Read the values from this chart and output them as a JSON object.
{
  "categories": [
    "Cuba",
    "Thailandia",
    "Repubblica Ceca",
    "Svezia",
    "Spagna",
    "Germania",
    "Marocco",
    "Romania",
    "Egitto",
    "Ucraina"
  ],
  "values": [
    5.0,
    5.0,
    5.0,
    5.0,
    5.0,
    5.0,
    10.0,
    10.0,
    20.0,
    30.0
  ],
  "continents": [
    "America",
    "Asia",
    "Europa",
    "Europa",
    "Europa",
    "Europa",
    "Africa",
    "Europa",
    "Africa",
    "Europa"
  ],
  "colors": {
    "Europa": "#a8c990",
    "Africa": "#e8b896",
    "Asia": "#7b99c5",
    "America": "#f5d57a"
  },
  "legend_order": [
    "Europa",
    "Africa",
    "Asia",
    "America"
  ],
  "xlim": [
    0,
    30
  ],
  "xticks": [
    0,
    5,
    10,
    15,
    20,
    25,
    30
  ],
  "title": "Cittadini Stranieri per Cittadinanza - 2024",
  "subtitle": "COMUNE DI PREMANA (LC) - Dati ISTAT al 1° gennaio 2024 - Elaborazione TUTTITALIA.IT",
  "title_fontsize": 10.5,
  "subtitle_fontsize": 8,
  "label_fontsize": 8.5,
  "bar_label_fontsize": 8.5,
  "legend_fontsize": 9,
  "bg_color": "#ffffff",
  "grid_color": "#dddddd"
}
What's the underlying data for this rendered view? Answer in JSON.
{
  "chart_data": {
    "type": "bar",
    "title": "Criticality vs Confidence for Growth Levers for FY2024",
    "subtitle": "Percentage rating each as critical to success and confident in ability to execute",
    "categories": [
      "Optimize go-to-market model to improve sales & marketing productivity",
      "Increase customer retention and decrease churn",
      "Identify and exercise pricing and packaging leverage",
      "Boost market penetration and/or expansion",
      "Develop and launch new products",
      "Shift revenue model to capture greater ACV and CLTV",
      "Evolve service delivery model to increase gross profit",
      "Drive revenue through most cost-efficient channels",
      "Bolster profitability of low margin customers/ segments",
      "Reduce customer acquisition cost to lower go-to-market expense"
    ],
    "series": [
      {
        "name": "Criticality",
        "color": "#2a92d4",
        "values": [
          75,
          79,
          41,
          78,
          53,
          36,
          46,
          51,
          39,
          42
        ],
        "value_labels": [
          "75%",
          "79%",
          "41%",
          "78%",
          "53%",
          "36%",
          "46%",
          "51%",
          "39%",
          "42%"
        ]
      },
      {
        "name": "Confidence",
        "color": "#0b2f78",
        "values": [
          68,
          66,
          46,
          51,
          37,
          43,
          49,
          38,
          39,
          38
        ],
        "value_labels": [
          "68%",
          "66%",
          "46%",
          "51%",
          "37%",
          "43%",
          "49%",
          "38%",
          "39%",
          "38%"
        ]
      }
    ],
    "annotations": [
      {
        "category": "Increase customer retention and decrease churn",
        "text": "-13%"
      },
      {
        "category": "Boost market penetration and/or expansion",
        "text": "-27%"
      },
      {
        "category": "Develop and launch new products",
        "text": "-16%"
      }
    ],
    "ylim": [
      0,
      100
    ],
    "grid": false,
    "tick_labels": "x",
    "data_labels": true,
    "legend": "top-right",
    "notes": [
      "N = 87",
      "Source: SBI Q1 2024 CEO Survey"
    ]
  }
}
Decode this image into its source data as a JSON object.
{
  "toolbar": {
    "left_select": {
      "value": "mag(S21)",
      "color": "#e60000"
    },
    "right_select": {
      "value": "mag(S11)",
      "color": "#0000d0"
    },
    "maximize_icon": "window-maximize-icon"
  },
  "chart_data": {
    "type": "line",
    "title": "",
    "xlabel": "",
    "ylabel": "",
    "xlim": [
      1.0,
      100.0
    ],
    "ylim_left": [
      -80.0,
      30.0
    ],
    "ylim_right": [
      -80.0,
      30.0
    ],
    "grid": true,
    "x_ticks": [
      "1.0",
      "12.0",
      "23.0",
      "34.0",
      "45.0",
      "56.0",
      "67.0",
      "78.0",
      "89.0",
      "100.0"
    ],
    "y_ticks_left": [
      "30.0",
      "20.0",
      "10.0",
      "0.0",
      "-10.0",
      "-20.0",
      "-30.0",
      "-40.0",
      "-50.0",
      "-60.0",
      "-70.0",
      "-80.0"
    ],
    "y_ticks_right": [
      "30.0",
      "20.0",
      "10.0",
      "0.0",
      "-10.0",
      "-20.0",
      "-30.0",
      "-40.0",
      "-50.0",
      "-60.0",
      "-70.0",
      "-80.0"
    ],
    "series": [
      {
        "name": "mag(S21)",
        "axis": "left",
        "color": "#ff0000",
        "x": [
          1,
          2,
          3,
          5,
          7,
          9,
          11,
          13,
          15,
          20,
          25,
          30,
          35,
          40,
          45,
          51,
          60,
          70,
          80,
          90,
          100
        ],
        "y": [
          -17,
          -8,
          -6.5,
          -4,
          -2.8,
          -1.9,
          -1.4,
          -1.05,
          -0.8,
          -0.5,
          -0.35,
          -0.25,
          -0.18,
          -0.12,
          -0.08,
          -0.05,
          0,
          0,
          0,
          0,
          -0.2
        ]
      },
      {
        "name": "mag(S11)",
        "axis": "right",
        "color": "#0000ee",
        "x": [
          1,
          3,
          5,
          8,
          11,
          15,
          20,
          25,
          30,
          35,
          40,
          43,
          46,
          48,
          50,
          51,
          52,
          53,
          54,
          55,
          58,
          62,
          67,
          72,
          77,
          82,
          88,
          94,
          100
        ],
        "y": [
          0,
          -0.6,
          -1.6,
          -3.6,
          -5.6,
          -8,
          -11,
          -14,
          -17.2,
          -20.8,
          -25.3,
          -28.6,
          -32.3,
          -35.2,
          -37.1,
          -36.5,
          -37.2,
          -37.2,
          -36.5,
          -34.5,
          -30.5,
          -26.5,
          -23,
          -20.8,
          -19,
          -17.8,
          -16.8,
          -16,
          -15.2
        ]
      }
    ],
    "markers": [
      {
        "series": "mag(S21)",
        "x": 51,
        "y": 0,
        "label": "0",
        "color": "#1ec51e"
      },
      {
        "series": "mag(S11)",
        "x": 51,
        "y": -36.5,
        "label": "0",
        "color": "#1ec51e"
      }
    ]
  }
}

----------

== What the task asks ==
Locate all lines holding the word "category", then copy them out.

== Solution to this task ==
        "category": "Increase customer retention and decrease churn",
        "category": "Boost market penetration and/or expansion",
        "category": "Develop and launch new products",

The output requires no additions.